EXERCISE:
Find each line with the word "JSON" and copy it.

Figure record extracts
-.-.-

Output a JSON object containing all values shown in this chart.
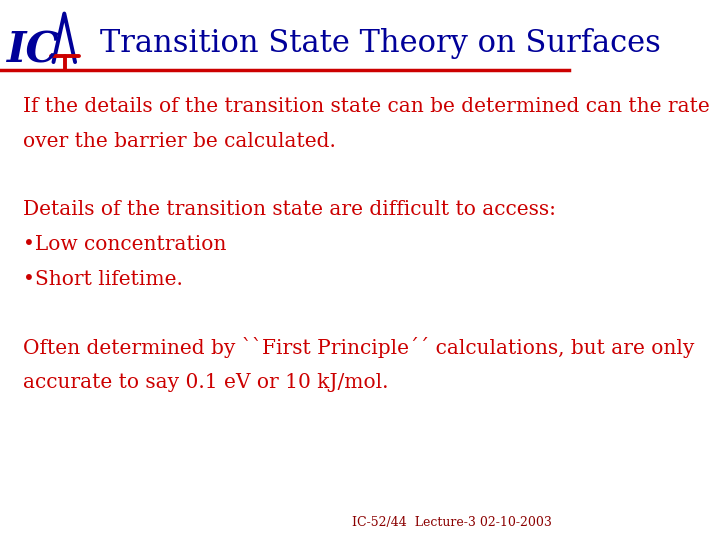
{
  "title": "Transition State Theory on Surfaces",
  "title_color": "#000099",
  "title_fontsize": 22,
  "background_color": "#ffffff",
  "header_line_color": "#cc0000",
  "logo_color_blue": "#000099",
  "logo_color_red": "#cc0000",
  "body_color": "#cc0000",
  "body_fontsize": 14.5,
  "para1_line1": "If the details of the transition state can be determined can the rate",
  "para1_line2": "over the barrier be calculated.",
  "para2_line1": "Details of the transition state are difficult to access:",
  "para2_line2": "•Low concentration",
  "para2_line3": "•Short lifetime.",
  "para3_line1": "Often determined by ``First Principle´´ calculations, but are only",
  "para3_line2": "accurate to say 0.1 eV or 10 kJ/mol.",
  "footer_text": "IC-52/44  Lecture-3 02-10-2003",
  "footer_color": "#8B0000",
  "footer_fontsize": 9
}
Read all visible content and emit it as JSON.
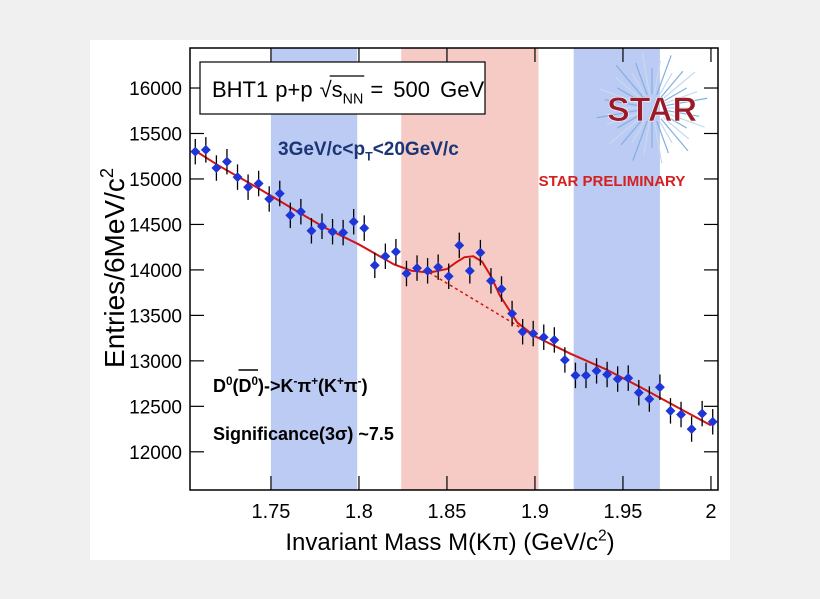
{
  "chart_data": {
    "type": "scatter",
    "x_label": [
      "Invariant Mass M(Kπ) (GeV/c",
      "2",
      ")"
    ],
    "y_label": [
      "Entries/6MeV/c",
      "2"
    ],
    "label_box": [
      "BHT1",
      "p+p",
      "√",
      "s",
      "NN",
      "= 500 GeV"
    ],
    "pt_range": [
      "3GeV/c<p",
      "T",
      "<20GeV/c"
    ],
    "preliminary": "STAR PRELIMINARY",
    "logo": "STAR",
    "decay": [
      "D",
      "0",
      "(",
      "D",
      "0",
      ")->K",
      "-",
      "π",
      "+",
      "(K",
      "+",
      "π",
      "-",
      ")"
    ],
    "significance": "Significance(3σ) ~7.5",
    "x": [
      1.707,
      1.713,
      1.719,
      1.725,
      1.731,
      1.737,
      1.743,
      1.749,
      1.755,
      1.761,
      1.767,
      1.773,
      1.779,
      1.785,
      1.791,
      1.797,
      1.803,
      1.809,
      1.815,
      1.821,
      1.827,
      1.833,
      1.839,
      1.845,
      1.851,
      1.857,
      1.863,
      1.869,
      1.875,
      1.881,
      1.887,
      1.893,
      1.899,
      1.905,
      1.911,
      1.917,
      1.923,
      1.929,
      1.935,
      1.941,
      1.947,
      1.953,
      1.959,
      1.965,
      1.971,
      1.977,
      1.983,
      1.989,
      1.995,
      2.001
    ],
    "series": [
      {
        "color": "#1f35d6",
        "yerr": 140,
        "values": [
          15300,
          15320,
          15120,
          15190,
          15020,
          14910,
          14950,
          14780,
          14840,
          14600,
          14640,
          14430,
          14480,
          14420,
          14410,
          14530,
          14460,
          14050,
          14150,
          14200,
          13960,
          14020,
          13990,
          14030,
          13930,
          14270,
          13990,
          14190,
          13880,
          13790,
          13520,
          13320,
          13300,
          13260,
          13230,
          13010,
          12840,
          12840,
          12890,
          12850,
          12800,
          12810,
          12650,
          12580,
          12710,
          12450,
          12410,
          12250,
          12420,
          12330
        ]
      }
    ],
    "fit": {
      "color": "#d41414",
      "x": [
        1.707,
        1.72,
        1.74,
        1.76,
        1.78,
        1.8,
        1.82,
        1.83,
        1.84,
        1.85,
        1.855,
        1.86,
        1.865,
        1.87,
        1.875,
        1.88,
        1.89,
        1.9,
        1.92,
        1.94,
        1.96,
        1.98,
        2.0
      ],
      "values": [
        15310,
        15150,
        14930,
        14700,
        14470,
        14280,
        14060,
        13990,
        13970,
        14010,
        14080,
        14140,
        14150,
        14090,
        13930,
        13720,
        13420,
        13270,
        13080,
        12910,
        12710,
        12500,
        12290
      ]
    },
    "fit_background": {
      "x": [
        1.84,
        1.9
      ],
      "values": [
        13970,
        13270
      ]
    },
    "bands": [
      {
        "range": [
          1.75,
          1.799
        ],
        "color": "#bccbf3"
      },
      {
        "range": [
          1.824,
          1.902
        ],
        "color": "#f6cbc5"
      },
      {
        "range": [
          1.922,
          1.971
        ],
        "color": "#bccbf3"
      }
    ],
    "xlim": [
      1.704,
      2.004
    ],
    "ylim": [
      11580,
      16440
    ],
    "xticks": [
      1.75,
      1.8,
      1.85,
      1.9,
      1.95,
      2
    ],
    "yticks": [
      12000,
      12500,
      13000,
      13500,
      14000,
      14500,
      15000,
      15500,
      16000
    ]
  }
}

-.-.-

RESULT BELOW:
Output a JSON object containing all values shown in this chart.
Read all visible content and emit it as JSON.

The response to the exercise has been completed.